TASK STATEMENT: Nothing more is wanted than an exact repeat of the data below.

RECORDS TO USE:
· · · · · · ·
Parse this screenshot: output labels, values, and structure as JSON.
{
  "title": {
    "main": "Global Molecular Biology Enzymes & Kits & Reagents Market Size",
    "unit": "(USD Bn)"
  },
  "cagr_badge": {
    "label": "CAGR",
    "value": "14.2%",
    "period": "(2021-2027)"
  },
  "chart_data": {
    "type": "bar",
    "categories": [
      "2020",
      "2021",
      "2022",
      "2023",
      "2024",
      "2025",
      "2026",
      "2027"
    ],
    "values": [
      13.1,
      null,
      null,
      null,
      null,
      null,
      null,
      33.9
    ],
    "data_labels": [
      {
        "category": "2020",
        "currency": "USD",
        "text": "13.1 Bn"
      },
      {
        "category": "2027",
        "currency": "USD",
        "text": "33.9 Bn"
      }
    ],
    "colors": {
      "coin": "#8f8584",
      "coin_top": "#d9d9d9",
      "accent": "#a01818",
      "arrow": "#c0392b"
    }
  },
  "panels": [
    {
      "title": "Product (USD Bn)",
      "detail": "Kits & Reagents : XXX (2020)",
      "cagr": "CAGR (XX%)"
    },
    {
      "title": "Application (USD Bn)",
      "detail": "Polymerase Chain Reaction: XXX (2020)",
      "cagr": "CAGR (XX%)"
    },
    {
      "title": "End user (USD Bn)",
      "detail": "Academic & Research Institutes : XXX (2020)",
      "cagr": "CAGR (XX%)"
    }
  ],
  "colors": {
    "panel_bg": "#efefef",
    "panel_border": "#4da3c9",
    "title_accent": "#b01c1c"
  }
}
· · · · · · ·
RESPONSE:
Parse this screenshot: output labels, values, and structure as JSON.
{
  "title": {
    "main": "Global Molecular Biology Enzymes & Kits & Reagents Market Size",
    "unit": "(USD Bn)"
  },
  "cagr_badge": {
    "label": "CAGR",
    "value": "14.2%",
    "period": "(2021-2027)"
  },
  "chart_data": {
    "type": "bar",
    "categories": [
      "2020",
      "2021",
      "2022",
      "2023",
      "2024",
      "2025",
      "2026",
      "2027"
    ],
    "values": [
      13.1,
      null,
      null,
      null,
      null,
      null,
      null,
      33.9
    ],
    "data_labels": [
      {
        "category": "2020",
        "currency": "USD",
        "text": "13.1 Bn"
      },
      {
        "category": "2027",
        "currency": "USD",
        "text": "33.9 Bn"
      }
    ],
    "colors": {
      "coin": "#8f8584",
      "coin_top": "#d9d9d9",
      "accent": "#a01818",
      "arrow": "#c0392b"
    }
  },
  "panels": [
    {
      "title": "Product (USD Bn)",
      "detail": "Kits & Reagents : XXX (2020)",
      "cagr": "CAGR (XX%)"
    },
    {
      "title": "Application (USD Bn)",
      "detail": "Polymerase Chain Reaction: XXX (2020)",
      "cagr": "CAGR (XX%)"
    },
    {
      "title": "End user (USD Bn)",
      "detail": "Academic & Research Institutes : XXX (2020)",
      "cagr": "CAGR (XX%)"
    }
  ],
  "colors": {
    "panel_bg": "#efefef",
    "panel_border": "#4da3c9",
    "title_accent": "#b01c1c"
  }
}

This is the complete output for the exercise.